# [EXERCISE REQUIREMENTS]
Please output every line of the material as it stands, without the pictures.

--- begin ---

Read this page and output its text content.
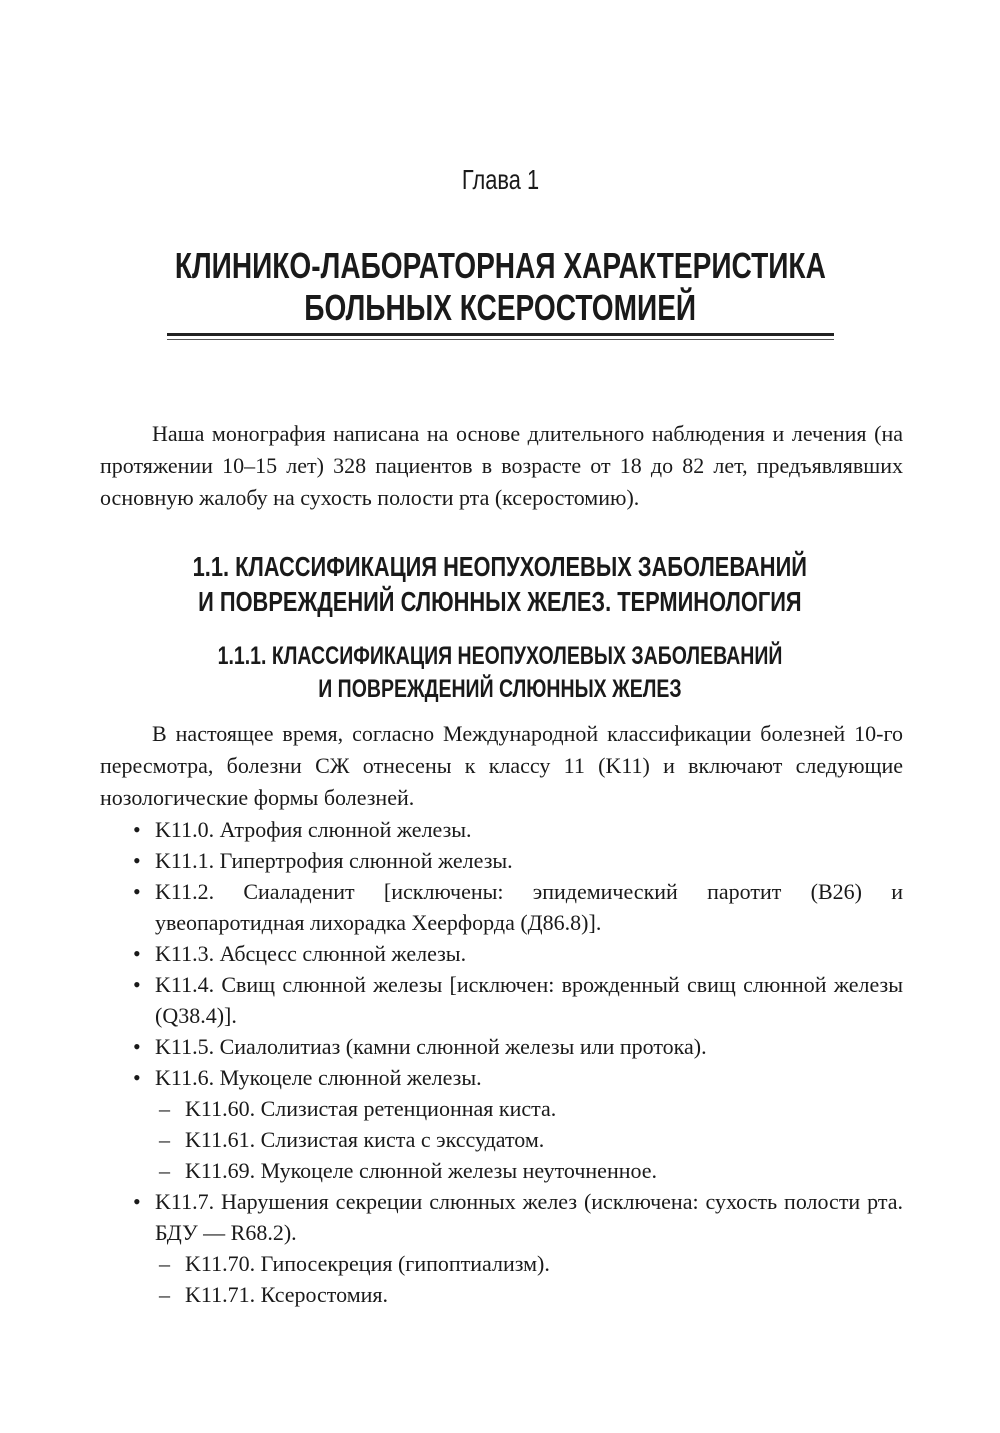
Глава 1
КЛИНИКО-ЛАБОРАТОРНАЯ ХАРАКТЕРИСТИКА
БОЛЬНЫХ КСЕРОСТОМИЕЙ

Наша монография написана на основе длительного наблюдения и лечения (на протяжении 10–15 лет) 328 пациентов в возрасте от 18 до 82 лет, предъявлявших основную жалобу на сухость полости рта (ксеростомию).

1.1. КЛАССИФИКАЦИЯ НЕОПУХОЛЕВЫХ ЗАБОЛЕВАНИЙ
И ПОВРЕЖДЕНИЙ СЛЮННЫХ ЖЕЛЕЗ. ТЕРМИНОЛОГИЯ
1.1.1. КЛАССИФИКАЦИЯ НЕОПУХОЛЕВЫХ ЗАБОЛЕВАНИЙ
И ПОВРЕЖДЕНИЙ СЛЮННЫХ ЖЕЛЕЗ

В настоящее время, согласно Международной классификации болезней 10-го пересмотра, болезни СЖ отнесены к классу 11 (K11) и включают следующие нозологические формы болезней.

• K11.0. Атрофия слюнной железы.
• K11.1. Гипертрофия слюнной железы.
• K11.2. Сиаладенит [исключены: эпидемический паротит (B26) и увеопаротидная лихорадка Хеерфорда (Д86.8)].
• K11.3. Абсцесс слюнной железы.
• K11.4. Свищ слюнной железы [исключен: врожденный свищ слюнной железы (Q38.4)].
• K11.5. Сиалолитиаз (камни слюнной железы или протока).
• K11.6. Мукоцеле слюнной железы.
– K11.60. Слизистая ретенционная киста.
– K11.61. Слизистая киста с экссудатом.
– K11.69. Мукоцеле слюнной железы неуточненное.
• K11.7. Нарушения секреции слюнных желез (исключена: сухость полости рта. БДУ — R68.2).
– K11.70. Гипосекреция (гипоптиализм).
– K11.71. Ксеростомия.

--- end ---

# [COMPLETE ANSWER]
Read this page and output its text content.
Глава 1
КЛИНИКО-ЛАБОРАТОРНАЯ ХАРАКТЕРИСТИКА
БОЛЬНЫХ КСЕРОСТОМИЕЙ

Наша монография написана на основе длительного наблюдения и лечения (на протяжении 10–15 лет) 328 пациентов в возрасте от 18 до 82 лет, предъявлявших основную жалобу на сухость полости рта (ксеростомию).

1.1. КЛАССИФИКАЦИЯ НЕОПУХОЛЕВЫХ ЗАБОЛЕВАНИЙ
И ПОВРЕЖДЕНИЙ СЛЮННЫХ ЖЕЛЕЗ. ТЕРМИНОЛОГИЯ
1.1.1. КЛАССИФИКАЦИЯ НЕОПУХОЛЕВЫХ ЗАБОЛЕВАНИЙ
И ПОВРЕЖДЕНИЙ СЛЮННЫХ ЖЕЛЕЗ

В настоящее время, согласно Международной классификации болезней 10-го пересмотра, болезни СЖ отнесены к классу 11 (K11) и включают следующие нозологические формы болезней.

• K11.0. Атрофия слюнной железы.
• K11.1. Гипертрофия слюнной железы.
• K11.2. Сиаладенит [исключены: эпидемический паротит (B26) и увеопаротидная лихорадка Хеерфорда (Д86.8)].
• K11.3. Абсцесс слюнной железы.
• K11.4. Свищ слюнной железы [исключен: врожденный свищ слюнной железы (Q38.4)].
• K11.5. Сиалолитиаз (камни слюнной железы или протока).
• K11.6. Мукоцеле слюнной железы.
– K11.60. Слизистая ретенционная киста.
– K11.61. Слизистая киста с экссудатом.
– K11.69. Мукоцеле слюнной железы неуточненное.
• K11.7. Нарушения секреции слюнных желез (исключена: сухость полости рта. БДУ — R68.2).
– K11.70. Гипосекреция (гипоптиализм).
– K11.71. Ксеростомия.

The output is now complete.